[start Exercise input]
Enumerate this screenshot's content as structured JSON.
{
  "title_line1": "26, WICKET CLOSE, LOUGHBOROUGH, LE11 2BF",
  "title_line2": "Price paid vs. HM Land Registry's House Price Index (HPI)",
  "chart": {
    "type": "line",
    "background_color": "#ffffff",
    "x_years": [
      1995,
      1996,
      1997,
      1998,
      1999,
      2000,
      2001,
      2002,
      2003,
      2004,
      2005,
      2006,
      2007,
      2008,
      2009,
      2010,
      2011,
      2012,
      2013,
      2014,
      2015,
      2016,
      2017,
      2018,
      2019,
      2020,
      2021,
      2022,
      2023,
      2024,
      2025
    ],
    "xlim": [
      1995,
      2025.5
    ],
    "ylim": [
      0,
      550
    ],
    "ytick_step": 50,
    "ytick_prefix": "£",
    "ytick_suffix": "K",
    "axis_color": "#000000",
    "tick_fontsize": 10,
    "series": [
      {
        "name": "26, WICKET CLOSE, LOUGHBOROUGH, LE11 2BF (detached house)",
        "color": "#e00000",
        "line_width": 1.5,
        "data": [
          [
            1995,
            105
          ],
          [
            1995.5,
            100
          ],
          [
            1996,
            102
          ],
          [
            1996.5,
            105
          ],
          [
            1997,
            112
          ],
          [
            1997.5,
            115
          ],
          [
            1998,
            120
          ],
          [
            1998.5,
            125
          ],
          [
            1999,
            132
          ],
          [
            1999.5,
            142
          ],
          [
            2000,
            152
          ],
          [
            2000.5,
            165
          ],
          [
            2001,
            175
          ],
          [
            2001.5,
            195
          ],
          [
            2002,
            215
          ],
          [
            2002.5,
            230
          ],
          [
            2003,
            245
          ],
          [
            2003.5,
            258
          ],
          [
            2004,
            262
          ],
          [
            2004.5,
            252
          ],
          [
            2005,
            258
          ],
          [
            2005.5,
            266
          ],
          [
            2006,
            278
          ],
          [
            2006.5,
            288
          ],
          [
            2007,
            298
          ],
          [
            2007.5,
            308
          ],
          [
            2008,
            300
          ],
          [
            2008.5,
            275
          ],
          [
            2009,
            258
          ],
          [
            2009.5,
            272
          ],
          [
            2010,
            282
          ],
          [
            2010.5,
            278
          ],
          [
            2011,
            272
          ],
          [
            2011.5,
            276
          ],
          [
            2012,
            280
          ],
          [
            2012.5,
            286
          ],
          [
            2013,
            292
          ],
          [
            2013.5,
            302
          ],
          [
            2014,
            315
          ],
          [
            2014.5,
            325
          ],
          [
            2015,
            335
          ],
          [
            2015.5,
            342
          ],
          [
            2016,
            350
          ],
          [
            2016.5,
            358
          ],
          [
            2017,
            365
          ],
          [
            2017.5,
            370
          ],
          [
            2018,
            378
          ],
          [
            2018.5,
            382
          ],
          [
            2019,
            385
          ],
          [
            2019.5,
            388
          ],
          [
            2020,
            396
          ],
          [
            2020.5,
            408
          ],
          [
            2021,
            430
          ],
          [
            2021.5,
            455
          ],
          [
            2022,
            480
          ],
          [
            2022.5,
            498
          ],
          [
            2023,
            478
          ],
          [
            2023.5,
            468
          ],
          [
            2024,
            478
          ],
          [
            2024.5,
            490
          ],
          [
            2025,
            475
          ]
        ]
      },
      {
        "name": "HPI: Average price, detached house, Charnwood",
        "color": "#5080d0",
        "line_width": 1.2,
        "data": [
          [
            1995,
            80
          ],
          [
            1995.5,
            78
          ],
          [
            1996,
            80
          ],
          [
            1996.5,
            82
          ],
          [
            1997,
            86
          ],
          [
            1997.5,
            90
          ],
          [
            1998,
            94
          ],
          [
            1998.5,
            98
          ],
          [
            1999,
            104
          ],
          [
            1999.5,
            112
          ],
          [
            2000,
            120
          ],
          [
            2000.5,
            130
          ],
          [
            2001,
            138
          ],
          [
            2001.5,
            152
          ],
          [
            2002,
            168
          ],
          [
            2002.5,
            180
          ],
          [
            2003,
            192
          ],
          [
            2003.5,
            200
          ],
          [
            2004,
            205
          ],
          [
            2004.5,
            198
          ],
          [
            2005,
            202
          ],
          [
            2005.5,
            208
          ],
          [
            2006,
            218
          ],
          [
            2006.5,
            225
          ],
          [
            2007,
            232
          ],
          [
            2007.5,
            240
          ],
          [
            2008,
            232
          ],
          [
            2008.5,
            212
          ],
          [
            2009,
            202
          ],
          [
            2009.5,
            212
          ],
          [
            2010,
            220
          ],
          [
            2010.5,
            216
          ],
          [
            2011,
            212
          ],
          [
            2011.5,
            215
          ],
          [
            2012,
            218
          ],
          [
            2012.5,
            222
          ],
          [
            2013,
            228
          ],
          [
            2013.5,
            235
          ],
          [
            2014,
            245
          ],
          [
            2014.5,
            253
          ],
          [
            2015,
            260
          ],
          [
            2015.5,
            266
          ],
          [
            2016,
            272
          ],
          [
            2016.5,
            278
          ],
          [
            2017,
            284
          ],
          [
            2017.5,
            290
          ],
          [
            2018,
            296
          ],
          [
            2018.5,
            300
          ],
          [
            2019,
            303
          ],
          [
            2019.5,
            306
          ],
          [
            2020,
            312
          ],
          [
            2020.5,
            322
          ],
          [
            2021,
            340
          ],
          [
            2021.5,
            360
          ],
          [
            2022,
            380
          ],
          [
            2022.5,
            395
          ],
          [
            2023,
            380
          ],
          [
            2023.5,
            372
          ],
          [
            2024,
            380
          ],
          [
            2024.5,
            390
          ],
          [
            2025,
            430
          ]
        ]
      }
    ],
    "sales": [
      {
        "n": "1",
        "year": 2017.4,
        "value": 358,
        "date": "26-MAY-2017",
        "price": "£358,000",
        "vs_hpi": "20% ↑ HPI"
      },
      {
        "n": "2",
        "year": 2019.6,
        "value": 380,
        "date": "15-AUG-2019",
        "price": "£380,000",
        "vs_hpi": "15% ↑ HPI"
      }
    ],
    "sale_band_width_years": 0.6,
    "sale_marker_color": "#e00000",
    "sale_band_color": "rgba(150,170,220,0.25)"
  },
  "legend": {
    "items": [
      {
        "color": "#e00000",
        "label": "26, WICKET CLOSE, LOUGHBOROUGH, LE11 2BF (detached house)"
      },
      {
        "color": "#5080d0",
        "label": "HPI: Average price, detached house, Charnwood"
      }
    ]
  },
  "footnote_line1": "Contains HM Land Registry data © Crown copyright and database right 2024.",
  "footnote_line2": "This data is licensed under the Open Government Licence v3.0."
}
[end Exercise input]
- _Direction_:
Read through the entries and copy every line that includes "Charnwood".

- _Answer below_:
        "name": "HPI: Average price, detached house, Charnwood",
        "label": "HPI: Average price, detached house, Charnwood"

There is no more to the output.